** START **

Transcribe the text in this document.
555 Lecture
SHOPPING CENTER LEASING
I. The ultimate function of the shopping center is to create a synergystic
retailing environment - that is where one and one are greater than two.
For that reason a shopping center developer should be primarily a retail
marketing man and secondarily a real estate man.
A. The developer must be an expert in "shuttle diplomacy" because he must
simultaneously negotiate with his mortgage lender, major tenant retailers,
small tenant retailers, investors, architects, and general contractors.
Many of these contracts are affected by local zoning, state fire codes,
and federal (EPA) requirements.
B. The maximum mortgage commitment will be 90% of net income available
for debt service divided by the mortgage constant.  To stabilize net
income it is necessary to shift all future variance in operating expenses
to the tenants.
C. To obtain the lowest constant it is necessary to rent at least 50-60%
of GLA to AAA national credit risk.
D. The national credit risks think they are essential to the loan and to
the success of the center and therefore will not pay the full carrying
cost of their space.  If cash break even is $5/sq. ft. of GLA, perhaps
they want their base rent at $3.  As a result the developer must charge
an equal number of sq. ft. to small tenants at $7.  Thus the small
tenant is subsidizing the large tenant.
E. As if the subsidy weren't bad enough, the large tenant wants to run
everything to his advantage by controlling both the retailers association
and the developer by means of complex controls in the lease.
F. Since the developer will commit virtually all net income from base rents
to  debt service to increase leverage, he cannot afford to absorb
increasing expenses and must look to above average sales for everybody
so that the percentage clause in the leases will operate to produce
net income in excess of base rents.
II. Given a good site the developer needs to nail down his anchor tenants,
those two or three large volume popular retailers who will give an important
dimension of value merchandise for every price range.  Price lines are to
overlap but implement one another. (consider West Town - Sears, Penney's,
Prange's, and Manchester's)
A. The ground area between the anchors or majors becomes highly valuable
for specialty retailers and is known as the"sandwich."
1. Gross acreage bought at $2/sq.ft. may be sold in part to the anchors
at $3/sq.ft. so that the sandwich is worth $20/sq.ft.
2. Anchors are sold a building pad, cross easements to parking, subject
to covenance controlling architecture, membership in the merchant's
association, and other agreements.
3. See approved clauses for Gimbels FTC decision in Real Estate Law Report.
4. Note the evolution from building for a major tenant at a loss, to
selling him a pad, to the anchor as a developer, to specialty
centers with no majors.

** END **

### What is being asked
Respond with nothing but the number of lines in the entries that contain the string "from".

### Answer to the exercise
2